*Problem requirements*:
Extract all lines that hold "JSON" from the records below.

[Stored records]
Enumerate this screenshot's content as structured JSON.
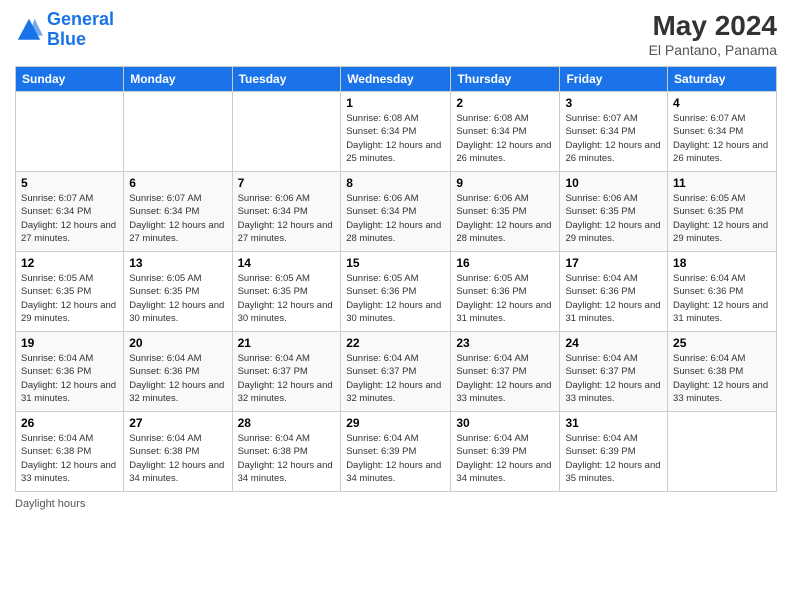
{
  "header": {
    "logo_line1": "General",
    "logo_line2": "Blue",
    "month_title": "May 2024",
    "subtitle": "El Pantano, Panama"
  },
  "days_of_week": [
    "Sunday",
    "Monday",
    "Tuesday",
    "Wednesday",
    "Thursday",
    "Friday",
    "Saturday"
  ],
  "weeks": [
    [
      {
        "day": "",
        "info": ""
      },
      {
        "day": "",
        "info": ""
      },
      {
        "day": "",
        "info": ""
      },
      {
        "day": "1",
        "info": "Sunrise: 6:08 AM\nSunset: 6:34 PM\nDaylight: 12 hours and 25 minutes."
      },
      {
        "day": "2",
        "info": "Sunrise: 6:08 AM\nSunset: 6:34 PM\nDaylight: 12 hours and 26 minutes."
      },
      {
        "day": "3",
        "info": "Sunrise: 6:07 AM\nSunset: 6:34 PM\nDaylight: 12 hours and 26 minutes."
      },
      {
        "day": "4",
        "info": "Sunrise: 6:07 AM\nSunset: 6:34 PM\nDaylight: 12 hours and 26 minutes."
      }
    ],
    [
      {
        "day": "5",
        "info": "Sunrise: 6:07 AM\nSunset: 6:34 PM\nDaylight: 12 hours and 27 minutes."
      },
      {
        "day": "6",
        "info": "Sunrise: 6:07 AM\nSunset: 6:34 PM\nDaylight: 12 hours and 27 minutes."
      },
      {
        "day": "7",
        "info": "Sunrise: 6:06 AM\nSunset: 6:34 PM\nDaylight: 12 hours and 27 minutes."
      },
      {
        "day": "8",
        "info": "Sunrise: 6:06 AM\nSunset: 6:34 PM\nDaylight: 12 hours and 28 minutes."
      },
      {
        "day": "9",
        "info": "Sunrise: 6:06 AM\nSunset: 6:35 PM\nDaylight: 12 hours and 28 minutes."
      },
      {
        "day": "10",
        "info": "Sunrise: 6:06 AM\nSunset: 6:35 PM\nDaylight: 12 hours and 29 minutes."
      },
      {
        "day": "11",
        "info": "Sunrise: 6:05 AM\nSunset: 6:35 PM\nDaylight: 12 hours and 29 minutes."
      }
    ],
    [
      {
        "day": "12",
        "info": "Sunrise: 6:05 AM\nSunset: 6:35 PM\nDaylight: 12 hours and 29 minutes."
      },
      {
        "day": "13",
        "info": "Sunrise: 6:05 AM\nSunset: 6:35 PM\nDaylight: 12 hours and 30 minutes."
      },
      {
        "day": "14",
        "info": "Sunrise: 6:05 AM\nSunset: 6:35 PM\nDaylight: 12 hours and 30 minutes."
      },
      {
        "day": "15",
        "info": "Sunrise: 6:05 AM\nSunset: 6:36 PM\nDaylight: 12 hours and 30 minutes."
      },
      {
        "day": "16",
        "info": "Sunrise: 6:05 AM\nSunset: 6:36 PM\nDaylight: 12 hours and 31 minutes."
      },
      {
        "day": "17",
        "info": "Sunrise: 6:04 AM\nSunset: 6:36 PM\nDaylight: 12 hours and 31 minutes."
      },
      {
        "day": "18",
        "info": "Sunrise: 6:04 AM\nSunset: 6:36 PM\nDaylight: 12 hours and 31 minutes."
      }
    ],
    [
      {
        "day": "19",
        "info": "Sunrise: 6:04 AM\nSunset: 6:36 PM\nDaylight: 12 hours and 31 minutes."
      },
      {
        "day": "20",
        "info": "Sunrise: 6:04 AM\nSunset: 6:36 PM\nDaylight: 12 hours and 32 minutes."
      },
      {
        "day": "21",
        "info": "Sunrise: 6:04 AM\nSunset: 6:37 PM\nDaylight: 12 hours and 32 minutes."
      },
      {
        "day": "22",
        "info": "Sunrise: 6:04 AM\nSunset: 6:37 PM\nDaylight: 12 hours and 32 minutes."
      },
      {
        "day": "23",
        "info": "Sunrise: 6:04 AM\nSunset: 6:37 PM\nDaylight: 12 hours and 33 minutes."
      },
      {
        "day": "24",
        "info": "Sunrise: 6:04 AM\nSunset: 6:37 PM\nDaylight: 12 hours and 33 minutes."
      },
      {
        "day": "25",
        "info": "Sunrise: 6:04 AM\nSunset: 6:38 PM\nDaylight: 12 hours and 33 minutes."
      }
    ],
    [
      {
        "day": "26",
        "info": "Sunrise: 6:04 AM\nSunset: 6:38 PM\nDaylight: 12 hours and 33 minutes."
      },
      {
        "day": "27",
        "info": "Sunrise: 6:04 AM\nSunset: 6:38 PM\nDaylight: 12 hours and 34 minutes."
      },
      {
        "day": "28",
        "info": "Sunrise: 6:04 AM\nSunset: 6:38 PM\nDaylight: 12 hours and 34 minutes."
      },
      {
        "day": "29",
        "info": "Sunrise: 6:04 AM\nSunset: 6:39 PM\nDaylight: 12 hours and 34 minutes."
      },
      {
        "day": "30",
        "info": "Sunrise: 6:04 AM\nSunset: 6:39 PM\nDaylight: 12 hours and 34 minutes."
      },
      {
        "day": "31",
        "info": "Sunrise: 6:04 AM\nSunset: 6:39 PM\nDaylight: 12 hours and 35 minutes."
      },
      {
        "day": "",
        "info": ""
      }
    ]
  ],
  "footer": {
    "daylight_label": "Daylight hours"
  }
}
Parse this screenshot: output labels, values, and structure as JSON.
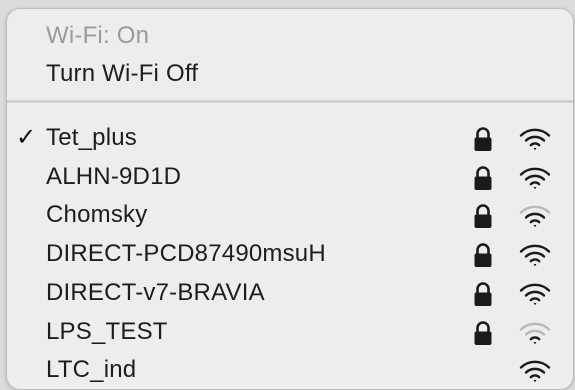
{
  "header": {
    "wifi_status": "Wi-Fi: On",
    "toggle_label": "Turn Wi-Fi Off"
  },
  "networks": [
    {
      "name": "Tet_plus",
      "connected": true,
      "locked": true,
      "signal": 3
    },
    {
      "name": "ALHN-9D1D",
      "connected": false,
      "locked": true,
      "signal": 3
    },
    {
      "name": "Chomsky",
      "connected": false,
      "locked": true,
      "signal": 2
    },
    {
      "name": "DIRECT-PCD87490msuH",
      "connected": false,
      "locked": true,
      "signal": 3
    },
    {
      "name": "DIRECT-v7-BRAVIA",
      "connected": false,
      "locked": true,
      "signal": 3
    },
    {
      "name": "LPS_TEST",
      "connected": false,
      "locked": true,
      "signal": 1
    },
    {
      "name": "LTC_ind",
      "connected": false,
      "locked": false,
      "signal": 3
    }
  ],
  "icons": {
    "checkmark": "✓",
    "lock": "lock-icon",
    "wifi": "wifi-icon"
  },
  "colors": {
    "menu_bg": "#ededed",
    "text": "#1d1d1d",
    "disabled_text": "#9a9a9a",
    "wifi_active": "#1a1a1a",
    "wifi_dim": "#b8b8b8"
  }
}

*Solution to the problem*:
Enumerate this screenshot's content as structured JSON.
Parse this screenshot: output labels, values, and structure as JSON.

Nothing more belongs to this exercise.